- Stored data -

····················

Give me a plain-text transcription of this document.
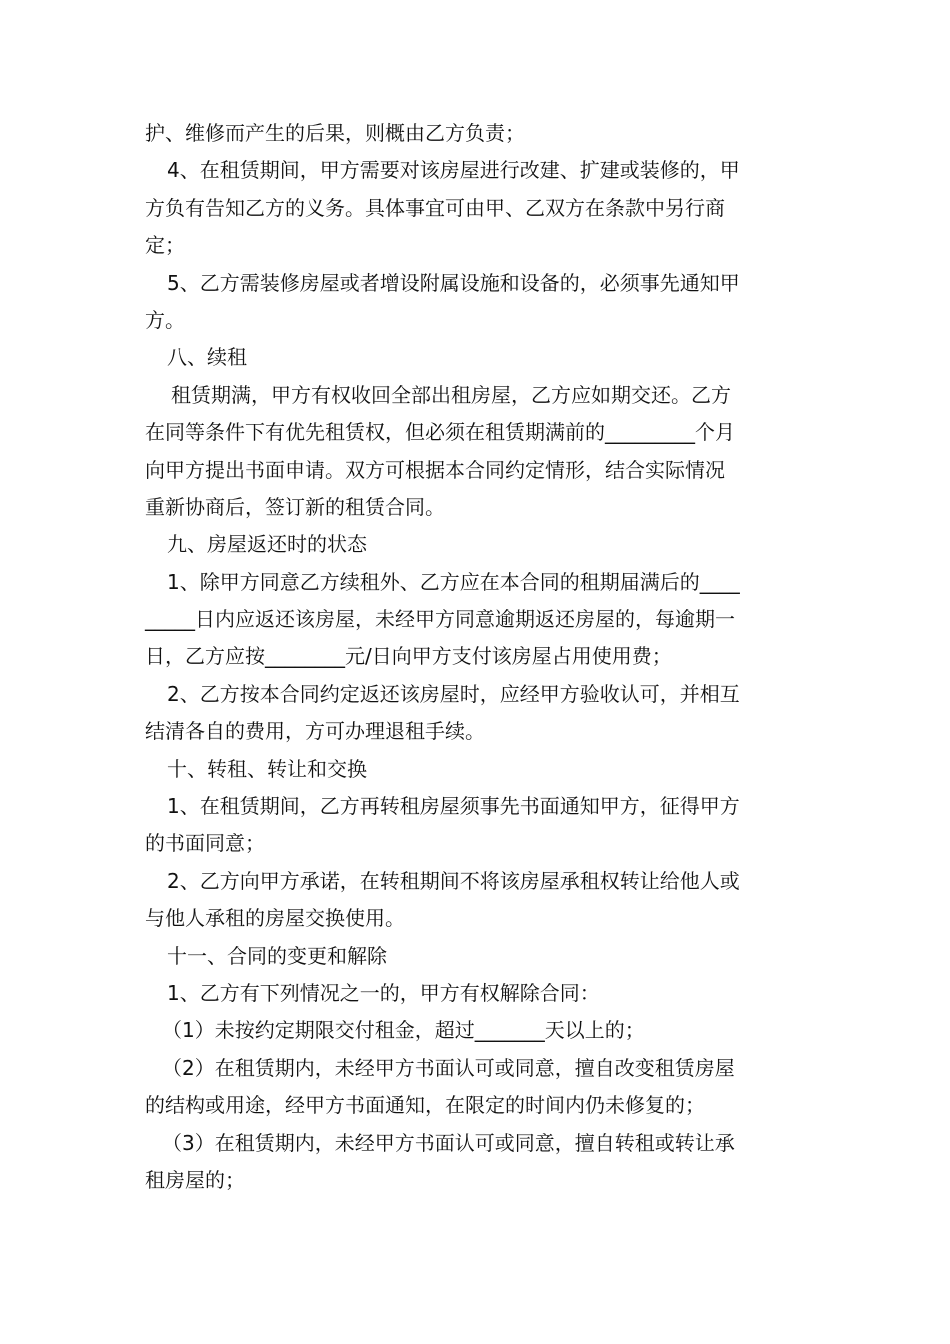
护、维修而产生的后果，则概由乙方负责；
4、在租赁期间，甲方需要对该房屋进行改建、扩建或装修的，甲
方负有告知乙方的义务。具体事宜可由甲、乙双方在条款中另行商
定；
5、乙方需装修房屋或者增设附属设施和设备的，必须事先通知甲
方。
八、续租
租赁期满，甲方有权收回全部出租房屋，乙方应如期交还。乙方
在同等条件下有优先租赁权，但必须在租赁期满前的_________个月
向甲方提出书面申请。双方可根据本合同约定情形，结合实际情况
重新协商后，签订新的租赁合同。
九、房屋返还时的状态
1、除甲方同意乙方续租外、乙方应在本合同的租期届满后的____
_____日内应返还该房屋，未经甲方同意逾期返还房屋的，每逾期一
日，乙方应按________元/日向甲方支付该房屋占用使用费；
2、乙方按本合同约定返还该房屋时，应经甲方验收认可，并相互
结清各自的费用，方可办理退租手续。
十、转租、转让和交换
1、在租赁期间，乙方再转租房屋须事先书面通知甲方，征得甲方
的书面同意；
2、乙方向甲方承诺，在转租期间不将该房屋承租权转让给他人或
与他人承租的房屋交换使用。
十一、合同的变更和解除
1、乙方有下列情况之一的，甲方有权解除合同：
（1）未按约定期限交付租金，超过_______天以上的；
（2）在租赁期内，未经甲方书面认可或同意，擅自改变租赁房屋
的结构或用途，经甲方书面通知，在限定的时间内仍未修复的；
（3）在租赁期内，未经甲方书面认可或同意，擅自转租或转让承
租房屋的；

····················

- WHAT THE EXERCISE ASKS -
Reply with one number only: how many lines of the listing hold "未经甲方书面认可或同意"?

- EXERCISE SOLUTION -
2